Text section
Bacteria increase arid-land soil surface temperature through the production of sunscreens

Estelle Couradeau, Ulas Karaoz, Hsiao Chien Lim, Ulisses Nunes Da Rocha, Trent Northen, Eoin Brodie, Ferran Garcia-Pichel

Research output: Contribution to journalArticlepeer-review

148 Scopus citations


Soil surface temperature, an important driver of terrestrial biogeochemical processes, depends strongly on soil albedo, which can be significantly modified by factors such as plant cover. In sparsely vegetated lands, the soil surface can be colonized by photosynthetic microbes that build biocrust communities. Here we use concurrent physical, biochemical and microbiological analyses to show that mature biocrusts can increase surface soil temperature by as much as 10 °C through the accumulation of large quantities of a secondary metabolite, the microbial sunscreen scytonemin, produced by a group of late-successional cyanobacteria. Scytonemin accumulation decreases soil albedo significantly. Such localized warming has apparent and immediate consequences for the soil microbiome, inducing the replacement of thermosensitive bacterial species with more thermotolerant forms. These results reveal that not only vegetation but also microorganisms are a factor in modifying terrestrial albedo, potentially impacting biosphere feedbacks on past and future climate, and call for a direct assessment of such effects at larger scales.

Document structure recognition data:
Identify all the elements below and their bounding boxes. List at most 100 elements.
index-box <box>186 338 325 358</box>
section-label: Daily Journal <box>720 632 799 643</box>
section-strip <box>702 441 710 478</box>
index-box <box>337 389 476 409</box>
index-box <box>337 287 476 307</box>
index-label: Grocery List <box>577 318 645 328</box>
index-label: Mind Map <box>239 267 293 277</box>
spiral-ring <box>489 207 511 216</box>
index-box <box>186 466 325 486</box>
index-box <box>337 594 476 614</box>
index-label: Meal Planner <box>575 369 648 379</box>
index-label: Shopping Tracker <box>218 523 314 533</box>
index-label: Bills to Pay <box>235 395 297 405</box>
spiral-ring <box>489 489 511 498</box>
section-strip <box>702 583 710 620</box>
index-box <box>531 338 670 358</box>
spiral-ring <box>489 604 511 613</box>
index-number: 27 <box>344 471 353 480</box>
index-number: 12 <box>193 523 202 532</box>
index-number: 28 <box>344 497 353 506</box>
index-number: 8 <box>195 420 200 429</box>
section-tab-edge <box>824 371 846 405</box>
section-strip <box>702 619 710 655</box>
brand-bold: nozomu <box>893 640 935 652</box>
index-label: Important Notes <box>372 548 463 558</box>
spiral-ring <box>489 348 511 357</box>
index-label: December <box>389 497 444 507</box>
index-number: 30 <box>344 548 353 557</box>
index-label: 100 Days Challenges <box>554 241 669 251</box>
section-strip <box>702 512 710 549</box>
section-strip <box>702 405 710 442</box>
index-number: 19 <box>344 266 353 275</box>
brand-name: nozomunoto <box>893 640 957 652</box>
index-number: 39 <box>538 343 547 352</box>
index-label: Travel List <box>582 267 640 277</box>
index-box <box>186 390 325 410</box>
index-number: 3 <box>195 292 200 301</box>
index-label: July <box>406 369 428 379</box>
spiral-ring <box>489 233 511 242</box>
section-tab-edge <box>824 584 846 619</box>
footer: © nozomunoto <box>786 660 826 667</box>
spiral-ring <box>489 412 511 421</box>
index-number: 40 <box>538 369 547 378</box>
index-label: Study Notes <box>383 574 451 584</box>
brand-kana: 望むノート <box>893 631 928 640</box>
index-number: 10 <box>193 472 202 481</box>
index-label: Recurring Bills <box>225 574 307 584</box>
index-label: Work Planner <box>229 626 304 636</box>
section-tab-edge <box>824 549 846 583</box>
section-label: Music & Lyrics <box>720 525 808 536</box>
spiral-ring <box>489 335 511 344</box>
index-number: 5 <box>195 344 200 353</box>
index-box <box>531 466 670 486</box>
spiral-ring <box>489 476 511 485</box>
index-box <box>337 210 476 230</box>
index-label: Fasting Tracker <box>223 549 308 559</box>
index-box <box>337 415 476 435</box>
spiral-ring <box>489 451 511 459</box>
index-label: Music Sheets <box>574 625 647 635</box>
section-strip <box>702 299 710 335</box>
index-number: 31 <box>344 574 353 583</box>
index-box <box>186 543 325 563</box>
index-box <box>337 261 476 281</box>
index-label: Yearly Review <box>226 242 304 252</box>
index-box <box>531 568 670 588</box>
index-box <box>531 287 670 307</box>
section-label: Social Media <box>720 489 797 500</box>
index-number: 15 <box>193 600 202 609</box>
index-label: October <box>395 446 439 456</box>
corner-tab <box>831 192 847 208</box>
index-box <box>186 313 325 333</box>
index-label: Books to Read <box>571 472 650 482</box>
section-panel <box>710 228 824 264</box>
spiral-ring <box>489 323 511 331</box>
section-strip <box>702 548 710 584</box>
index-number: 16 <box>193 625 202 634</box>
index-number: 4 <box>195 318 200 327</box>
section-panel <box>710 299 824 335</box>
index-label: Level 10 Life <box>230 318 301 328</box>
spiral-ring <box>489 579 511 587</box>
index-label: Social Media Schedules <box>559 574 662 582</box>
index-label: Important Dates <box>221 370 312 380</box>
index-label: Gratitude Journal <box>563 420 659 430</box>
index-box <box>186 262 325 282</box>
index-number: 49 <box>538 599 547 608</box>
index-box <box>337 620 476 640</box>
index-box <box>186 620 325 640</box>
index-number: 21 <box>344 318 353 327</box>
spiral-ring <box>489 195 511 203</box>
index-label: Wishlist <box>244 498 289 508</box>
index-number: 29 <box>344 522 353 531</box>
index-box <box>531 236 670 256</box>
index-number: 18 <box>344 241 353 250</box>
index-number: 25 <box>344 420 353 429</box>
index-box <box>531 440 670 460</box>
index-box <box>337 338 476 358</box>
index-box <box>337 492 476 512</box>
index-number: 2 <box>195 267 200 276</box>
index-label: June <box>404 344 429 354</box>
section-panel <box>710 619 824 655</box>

Problem to solve
List every author named in the soil temperature abstract. The items have no connection to the soil temperature abstract.

Solution
Estelle Couradeau, Ulas Karaoz, Hsiao Chien Lim, Ulisses Nunes Da Rocha, Trent Northen, Eoin Brodie, Ferran Garcia-Pichel